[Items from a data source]

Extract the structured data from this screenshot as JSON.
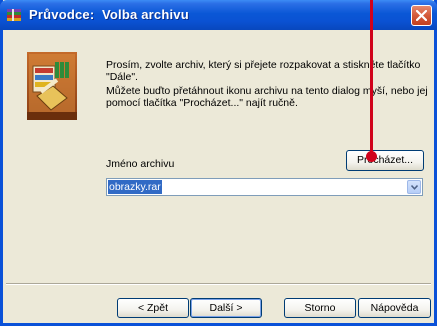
{
  "window": {
    "title": "Průvodce:  Volba archivu",
    "title_icon": "winrar-books-icon",
    "close_icon": "close-icon"
  },
  "wizard": {
    "image_icon": "winrar-wizard-illustration",
    "description_line1": "Prosím, zvolte archiv, který si přejete rozpakovat a stiskněte tlačítko \"Dále\".",
    "description_line2": "Můžete buďto přetáhnout ikonu archivu na tento dialog myší, nebo jej pomocí tlačítka \"Procházet...\" najít ručně."
  },
  "archive": {
    "label": "Jméno archivu",
    "browse_label": "Procházet...",
    "value": "obrazky.rar"
  },
  "buttons": {
    "back": "< Zpět",
    "next": "Další >",
    "cancel": "Storno",
    "help": "Nápověda"
  },
  "colors": {
    "title_bar": "#0a57d6",
    "annotation": "#d0021b",
    "selection": "#316ac5"
  }
}
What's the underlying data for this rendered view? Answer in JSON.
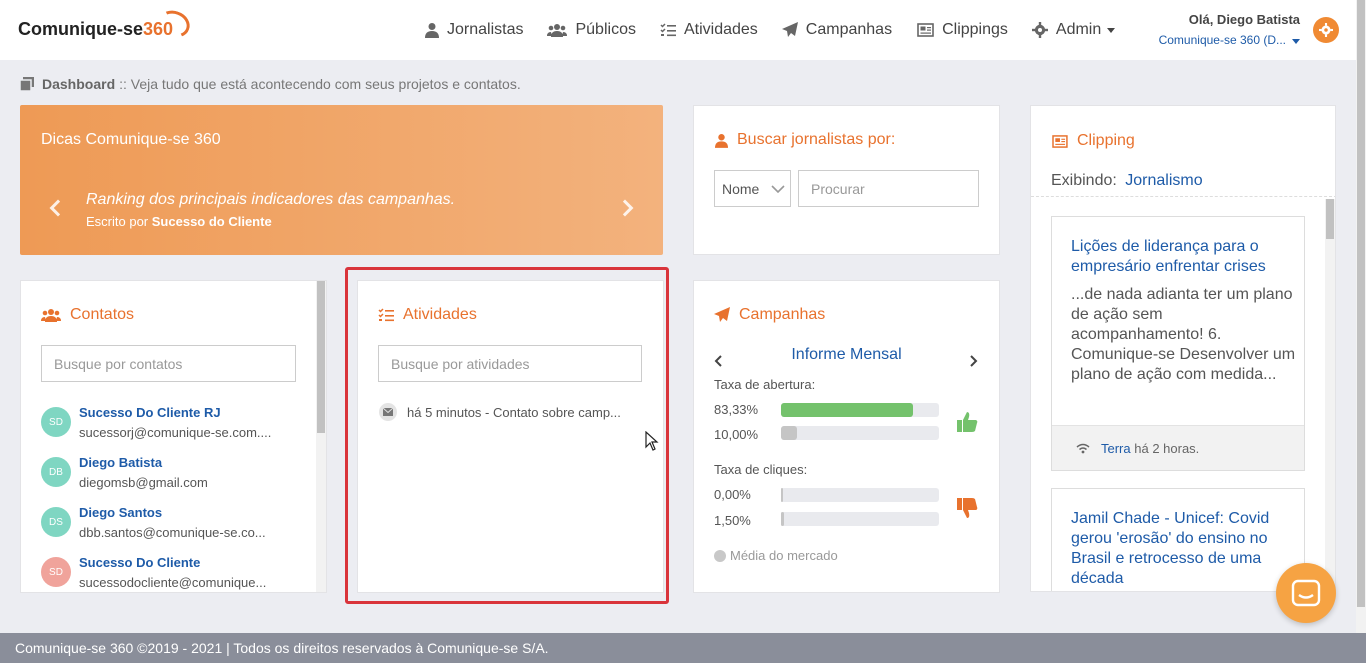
{
  "header": {
    "logo_text": "Comunique-se",
    "logo_num": "360",
    "nav": [
      {
        "label": "Jornalistas",
        "icon": "user-icon"
      },
      {
        "label": "Públicos",
        "icon": "users-icon"
      },
      {
        "label": "Atividades",
        "icon": "tasks-icon"
      },
      {
        "label": "Campanhas",
        "icon": "paper-plane-icon"
      },
      {
        "label": "Clippings",
        "icon": "newspaper-icon"
      },
      {
        "label": "Admin",
        "icon": "gear-icon"
      }
    ],
    "user_greeting": "Olá, Diego Batista",
    "user_org": "Comunique-se 360 (D..."
  },
  "breadcrumb": {
    "title": "Dashboard",
    "text": ":: Veja tudo que está acontecendo com seus projetos e contatos."
  },
  "tips": {
    "title": "Dicas Comunique-se 360",
    "message": "Ranking dos principais indicadores das campanhas.",
    "by_prefix": "Escrito por",
    "by_author": "Sucesso do Cliente"
  },
  "search_journalists": {
    "title": "Buscar jornalistas por:",
    "select_value": "Nome",
    "placeholder": "Procurar"
  },
  "clipping": {
    "title": "Clipping",
    "showing_label": "Exibindo:",
    "showing_value": "Jornalismo",
    "articles": [
      {
        "title": "Lições de liderança para o empresário enfrentar crises",
        "excerpt": "...de nada adianta ter um plano de ação sem acompanhamento! 6. Comunique-se Desenvolver um plano de ação com medida...",
        "source": "Terra",
        "time": "há 2 horas."
      },
      {
        "title": "Jamil Chade - Unicef: Covid gerou 'erosão' do ensino no Brasil e retrocesso de uma década"
      }
    ]
  },
  "contacts": {
    "title": "Contatos",
    "placeholder": "Busque por contatos",
    "items": [
      {
        "initials": "SD",
        "name": "Sucesso Do Cliente RJ",
        "email": "sucessorj@comunique-se.com....",
        "color": "#7fd6c2"
      },
      {
        "initials": "DB",
        "name": "Diego Batista",
        "email": "diegomsb@gmail.com",
        "color": "#7fd6c2"
      },
      {
        "initials": "DS",
        "name": "Diego Santos",
        "email": "dbb.santos@comunique-se.co...",
        "color": "#7fd6c2"
      },
      {
        "initials": "SD",
        "name": "Sucesso Do Cliente",
        "email": "sucessodocliente@comunique...",
        "color": "#f0a39b"
      }
    ]
  },
  "activities": {
    "title": "Atividades",
    "placeholder": "Busque por atividades",
    "items": [
      {
        "text": "há 5 minutos - Contato sobre camp..."
      }
    ]
  },
  "campaigns": {
    "title": "Campanhas",
    "name": "Informe Mensal",
    "open_rate_label": "Taxa de abertura:",
    "open_rates": [
      {
        "label": "83,33%",
        "value": 83.33,
        "color": "#74c26c"
      },
      {
        "label": "10,00%",
        "value": 10.0,
        "color": "#c5c5c5"
      }
    ],
    "click_rate_label": "Taxa de cliques:",
    "click_rates": [
      {
        "label": "0,00%",
        "value": 0.0,
        "color": "#c5c5c5"
      },
      {
        "label": "1,50%",
        "value": 1.5,
        "color": "#c5c5c5"
      }
    ],
    "market_label": "Média do mercado"
  },
  "footer": {
    "text": "Comunique-se 360 ©2019 - 2021 | Todos os direitos reservados à Comunique-se S/A."
  },
  "colors": {
    "accent": "#e8722e",
    "link": "#1e5ba8",
    "highlight": "#d9343b"
  }
}
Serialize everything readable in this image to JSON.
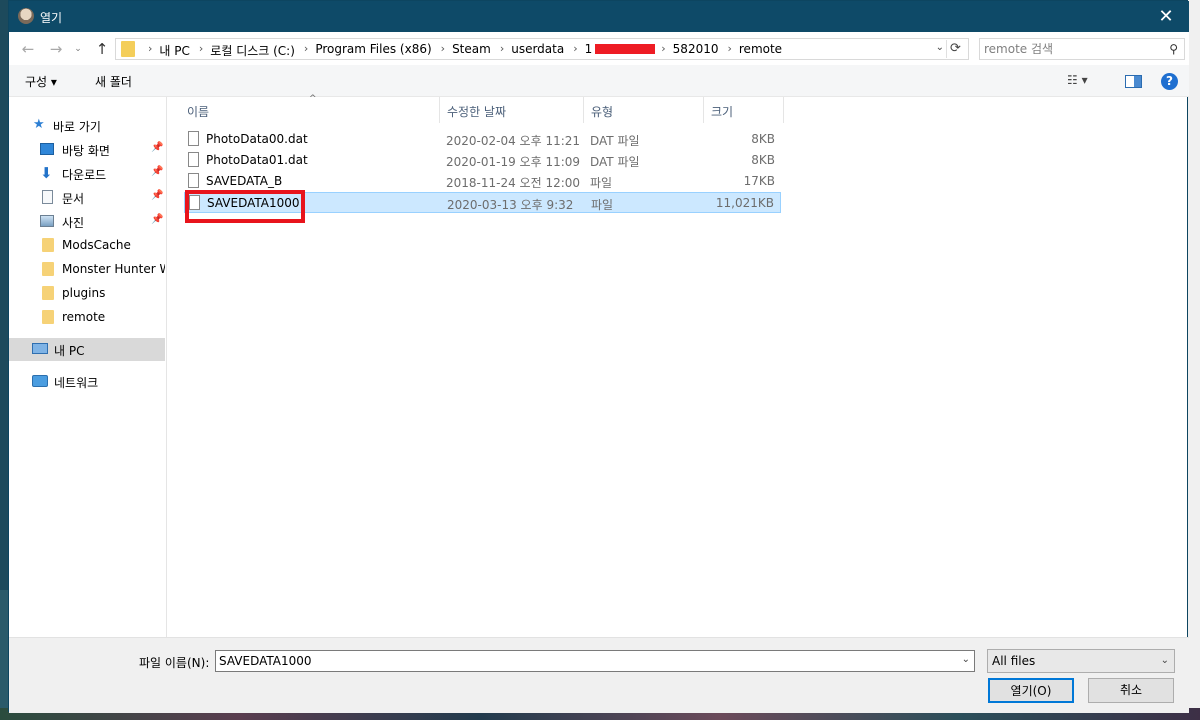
{
  "window": {
    "title": "열기",
    "close_glyph": "✕"
  },
  "nav_buttons": {
    "back": "←",
    "forward": "→",
    "recent": "⌄",
    "up": "↑"
  },
  "address": {
    "crumbs": [
      "내 PC",
      "로컬 디스크 (C:)",
      "Program Files (x86)",
      "Steam",
      "userdata",
      "1",
      "582010",
      "remote"
    ],
    "separator": "›",
    "dropdown_glyph": "⌄",
    "refresh_glyph": "⟳"
  },
  "search": {
    "placeholder": "remote 검색",
    "icon_glyph": "⚲"
  },
  "command_bar": {
    "organize": "구성 ▾",
    "new_folder": "새 폴더",
    "view_glyph": "☷ ▾",
    "help_glyph": "?"
  },
  "nav_pane": {
    "quick_access": "바로 가기",
    "items": [
      {
        "label": "바탕 화면",
        "pinned": true
      },
      {
        "label": "다운로드",
        "pinned": true
      },
      {
        "label": "문서",
        "pinned": true
      },
      {
        "label": "사진",
        "pinned": true
      },
      {
        "label": "ModsCache",
        "pinned": false
      },
      {
        "label": "Monster Hunter World",
        "pinned": false
      },
      {
        "label": "plugins",
        "pinned": false
      },
      {
        "label": "remote",
        "pinned": false
      }
    ],
    "this_pc": "내 PC",
    "network": "네트워크",
    "pin_glyph": "📌"
  },
  "file_list": {
    "columns": {
      "name": "이름",
      "modified": "수정한 날짜",
      "type": "유형",
      "size": "크기"
    },
    "sort_glyph": "^",
    "rows": [
      {
        "name": "PhotoData00.dat",
        "modified": "2020-02-04 오후 11:21",
        "type": "DAT 파일",
        "size": "8KB"
      },
      {
        "name": "PhotoData01.dat",
        "modified": "2020-01-19 오후 11:09",
        "type": "DAT 파일",
        "size": "8KB"
      },
      {
        "name": "SAVEDATA_B",
        "modified": "2018-11-24 오전 12:00",
        "type": "파일",
        "size": "17KB"
      },
      {
        "name": "SAVEDATA1000",
        "modified": "2020-03-13 오후 9:32",
        "type": "파일",
        "size": "11,021KB"
      }
    ],
    "selected_index": 3
  },
  "bottom": {
    "filename_label": "파일 이름(N):",
    "filename_value": "SAVEDATA1000",
    "filetype_value": "All files",
    "dropdown_glyph": "⌄",
    "open_button": "열기(O)",
    "cancel_button": "취소"
  },
  "colors": {
    "titlebar": "#0e4a68",
    "selection": "#cce8ff",
    "highlight_box": "#e8141c",
    "redaction": "#ee1c24"
  }
}
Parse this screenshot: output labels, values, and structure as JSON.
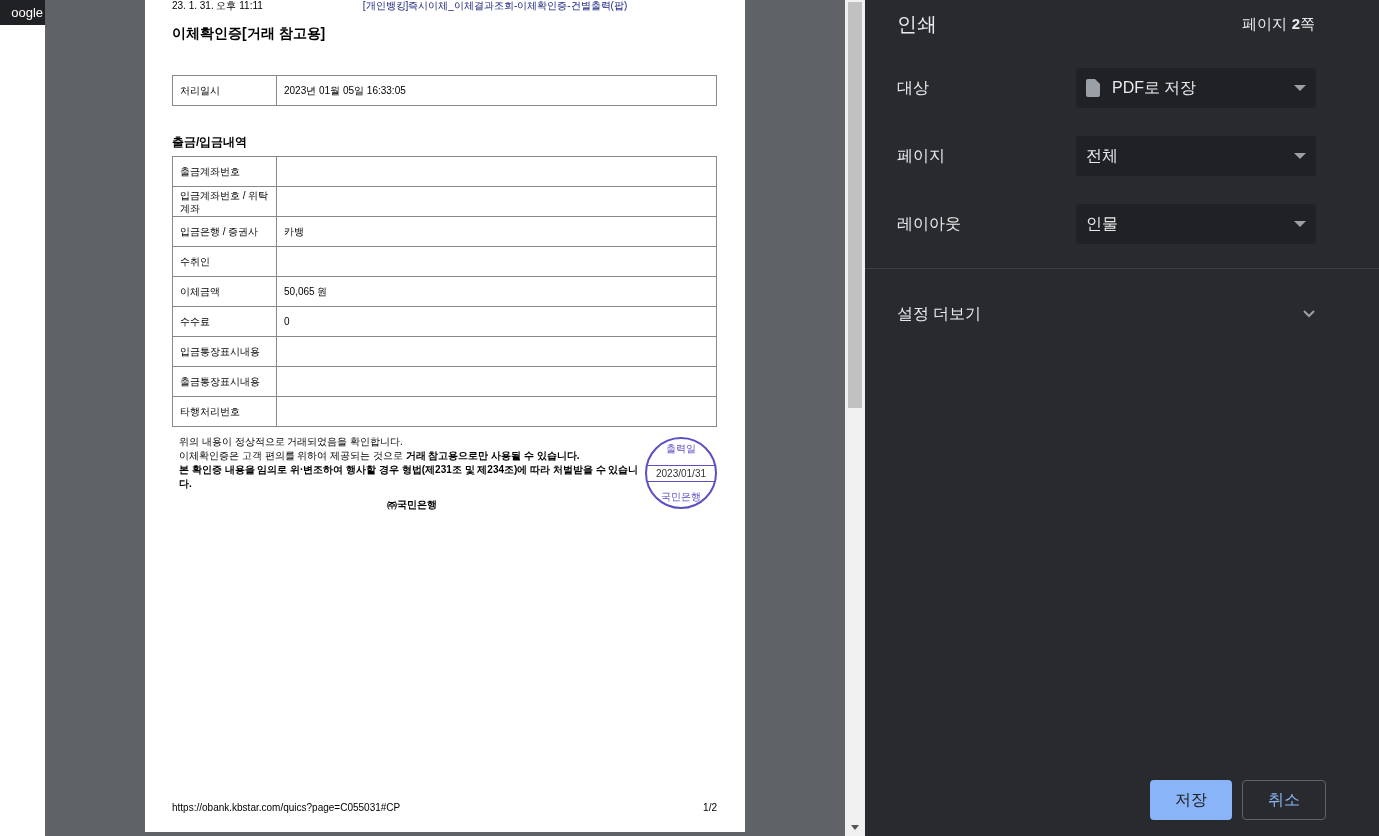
{
  "background": {
    "tab_text": "oogle"
  },
  "document": {
    "header_left": "23. 1. 31. 오후 11:11",
    "header_center": "[개인뱅킹]즉시이체_이체결과조회-이체확인증-건별출력(팝)",
    "title": "이체확인증[거래 참고용]",
    "time_table": [
      {
        "label": "처리일시",
        "value": "2023년 01월 05일   16:33:05"
      }
    ],
    "section_title": "출금/입금내역",
    "rows": [
      {
        "label": "출금계좌번호"
      },
      {
        "label": "입금계좌번호 / 위탁계좌"
      },
      {
        "label": "입금은행 / 증권사",
        "value": "카뱅"
      },
      {
        "label": "수취인"
      },
      {
        "label": "이체금액",
        "value": "50,065 원"
      },
      {
        "label": "수수료",
        "value": "0"
      },
      {
        "label": "입금통장표시내용"
      },
      {
        "label": "출금통장표시내용"
      },
      {
        "label": "타행처리번호"
      }
    ],
    "notes": [
      "위의 내용이 정상적으로 거래되었음을 확인합니다.",
      "이체확인증은 고객 편의를 위하여 제공되는 것으로 **거래 참고용으로만 사용될 수 있습니다.**",
      "**본 확인증 내용을 임의로 위·변조하여 행사할 경우 형법(제231조 및 제234조)에 따라 처벌받을 수 있습니다.**"
    ],
    "issuer": "㈜국민은행",
    "stamp": {
      "top": "출력일",
      "date": "2023/01/31",
      "bottom": "국민은행"
    },
    "footer_url": "https://obank.kbstar.com/quics?page=C055031#CP",
    "footer_page": "1/2"
  },
  "print_panel": {
    "title": "인쇄",
    "page_count": "페이지 **2**쪽",
    "settings": [
      {
        "label": "대상",
        "value": "PDF로 저장",
        "kind": "file"
      },
      {
        "label": "페이지",
        "value": "전체",
        "kind": "plain"
      },
      {
        "label": "레이아웃",
        "value": "인물",
        "kind": "plain"
      }
    ],
    "more_settings": "설정 더보기",
    "expanded": false,
    "buttons": [
      {
        "label": "저장",
        "kind": "primary"
      },
      {
        "label": "취소",
        "kind": "secondary"
      }
    ]
  }
}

## Written request
Copy down every line of the entries containing the word "archivu".

## Answer to the problem
    "title": "Průvodce:  Volba archivu",
    "description_line2": "Můžete buďto přetáhnout ikonu archivu na tento dialog myší, nebo jej pomocí tlačítka \"Procházet...\" najít ručně."
    "label": "Jméno archivu",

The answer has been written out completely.